## To do
Write out the material again exactly, please, and omit the pictures.

## Records for the exercise
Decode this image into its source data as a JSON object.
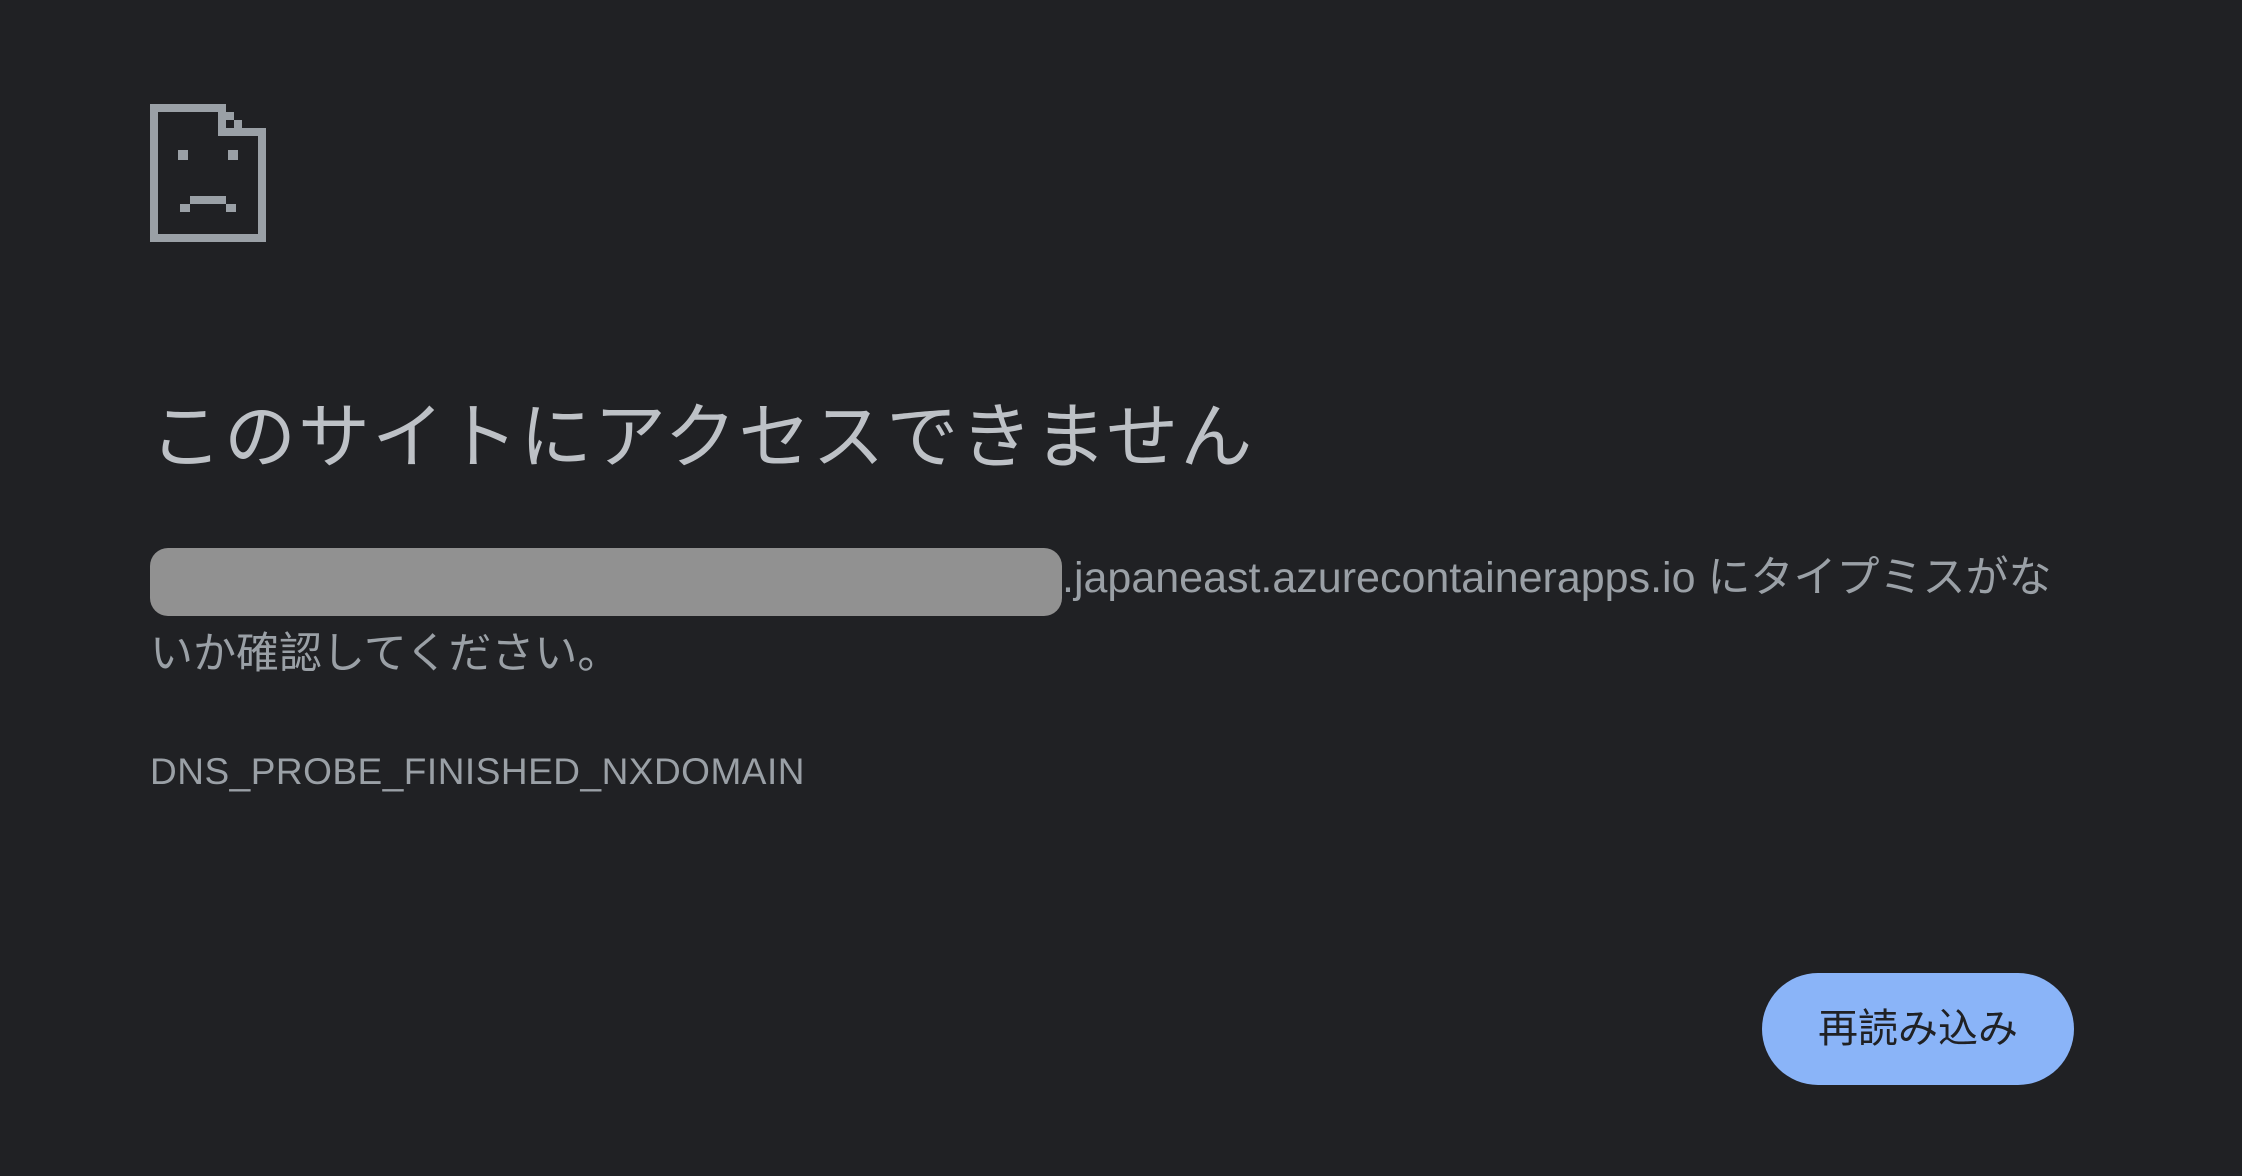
{
  "error": {
    "icon": "sad-document-icon",
    "headline": "このサイトにアクセスできません",
    "host_suffix": ".japaneast.azurecontainerapps.io",
    "message_tail": " にタイプミスがないか確認してください。",
    "code": "DNS_PROBE_FINISHED_NXDOMAIN"
  },
  "actions": {
    "reload_label": "再読み込み"
  },
  "colors": {
    "background": "#202124",
    "headline": "#bdc1c6",
    "body_text": "#9aa0a6",
    "redaction": "#919191",
    "button": "#8ab4f8",
    "button_text": "#202124"
  }
}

## Task solution
Decode this image into its source data as a JSON object.
{
  "error": {
    "icon": "sad-document-icon",
    "headline": "このサイトにアクセスできません",
    "host_suffix": ".japaneast.azurecontainerapps.io",
    "message_tail": " にタイプミスがないか確認してください。",
    "code": "DNS_PROBE_FINISHED_NXDOMAIN"
  },
  "actions": {
    "reload_label": "再読み込み"
  },
  "colors": {
    "background": "#202124",
    "headline": "#bdc1c6",
    "body_text": "#9aa0a6",
    "redaction": "#919191",
    "button": "#8ab4f8",
    "button_text": "#202124"
  }
}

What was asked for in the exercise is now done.